◆ Task statement
Leaving out all images, write out the records that follow exactly.

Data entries

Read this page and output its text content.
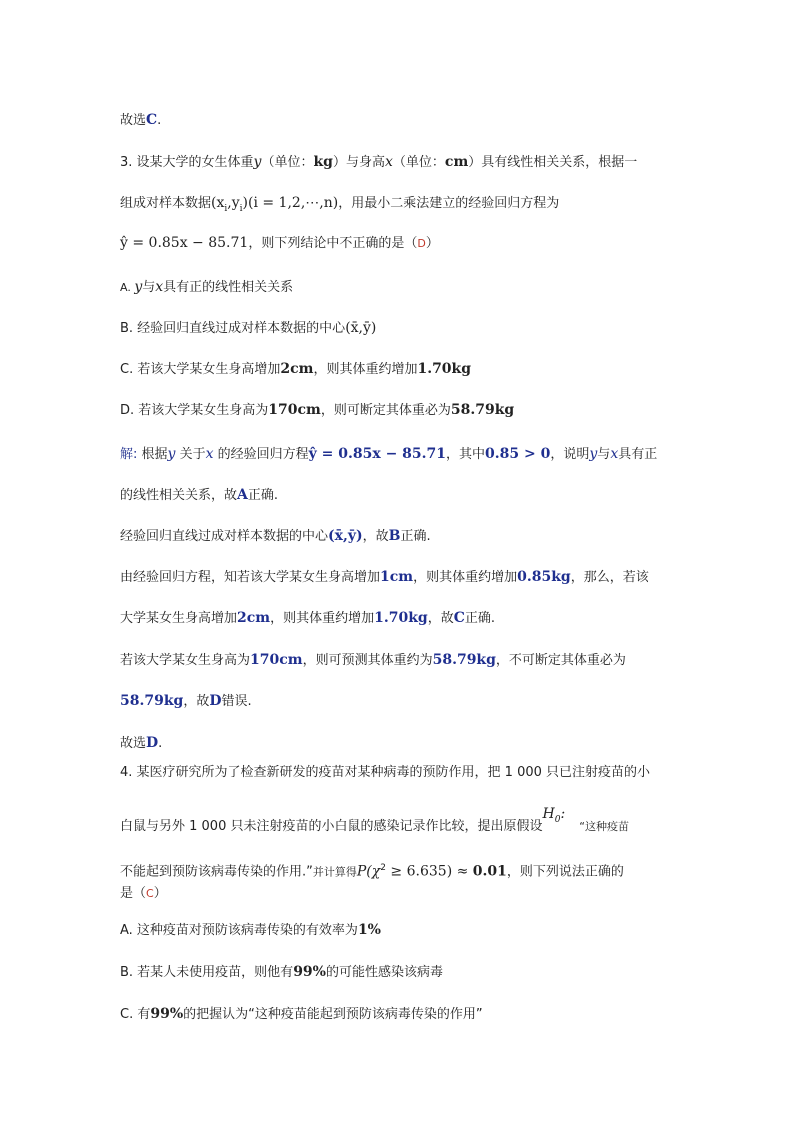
故选C.
3. 设某大学的女生体重y（单位：kg）与身高x（单位：cm）具有线性相关关系，根据一
组成对样本数据$(x_i,y_i)(i$ = 1,2,⋯,n)，用最小二乘法建立的经验回归方程为
ŷ = 0.85x − 85.71，则下列结论中不正确的是（D）
A. y与x具有正的线性相关关系
B. 经验回归直线过成对样本数据的中心(x̄,ȳ)
C. 若该大学某女生身高增加2cm，则其体重约增加1.70kg
D. 若该大学某女生身高为170cm，则可断定其体重必为58.79kg
解: 根据y 关于x 的经验回归方程ŷ = 0.85x − 85.71，其中0.85 > 0，说明y与x具有正
的线性相关关系，故A正确.
经验回归直线过成对样本数据的中心(x̄,ȳ)，故B正确.
由经验回归方程，知若该大学某女生身高增加1cm，则其体重约增加0.85kg，那么，若该
大学某女生身高增加2cm，则其体重约增加1.70kg，故C正确.
若该大学某女生身高为170cm，则可预测其体重约为58.79kg，不可断定其体重必为
58.79kg，故D错误.
故选D.
4. 某医疗研究所为了检查新研发的疫苗对某种病毒的预防作用，把 1 000 只已注射疫苗的小
白鼠与另外 1 000 只未注射疫苗的小白鼠的感染记录作比较，提出原假设$H_0$: “这种疫苗
不能起到预防该病毒传染的作用.”并计算得$P(\chi^2 \ge 6.635) \approx 0.01$，则下列说法正确的
是（C）
A. 这种疫苗对预防该病毒传染的有效率为1%
B. 若某人未使用疫苗，则他有99%的可能性感染该病毒
C. 有99%的把握认为“这种疫苗能起到预防该病毒传染的作用”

◆ Task response
Read this page and output its text content.
故选C.
3. 设某大学的女生体重y（单位：kg）与身高x（单位：cm）具有线性相关关系，根据一
组成对样本数据$(x_i,y_i)(i$ = 1,2,⋯,n)，用最小二乘法建立的经验回归方程为
ŷ = 0.85x − 85.71，则下列结论中不正确的是（D）
A. y与x具有正的线性相关关系
B. 经验回归直线过成对样本数据的中心(x̄,ȳ)
C. 若该大学某女生身高增加2cm，则其体重约增加1.70kg
D. 若该大学某女生身高为170cm，则可断定其体重必为58.79kg
解: 根据y 关于x 的经验回归方程ŷ = 0.85x − 85.71，其中0.85 > 0，说明y与x具有正
的线性相关关系，故A正确.
经验回归直线过成对样本数据的中心(x̄,ȳ)，故B正确.
由经验回归方程，知若该大学某女生身高增加1cm，则其体重约增加0.85kg，那么，若该
大学某女生身高增加2cm，则其体重约增加1.70kg，故C正确.
若该大学某女生身高为170cm，则可预测其体重约为58.79kg，不可断定其体重必为
58.79kg，故D错误.
故选D.
4. 某医疗研究所为了检查新研发的疫苗对某种病毒的预防作用，把 1 000 只已注射疫苗的小
白鼠与另外 1 000 只未注射疫苗的小白鼠的感染记录作比较，提出原假设$H_0$: “这种疫苗
不能起到预防该病毒传染的作用.”并计算得$P(\chi^2 \ge 6.635) \approx 0.01$，则下列说法正确的
是（C）
A. 这种疫苗对预防该病毒传染的有效率为1%
B. 若某人未使用疫苗，则他有99%的可能性感染该病毒
C. 有99%的把握认为“这种疫苗能起到预防该病毒传染的作用”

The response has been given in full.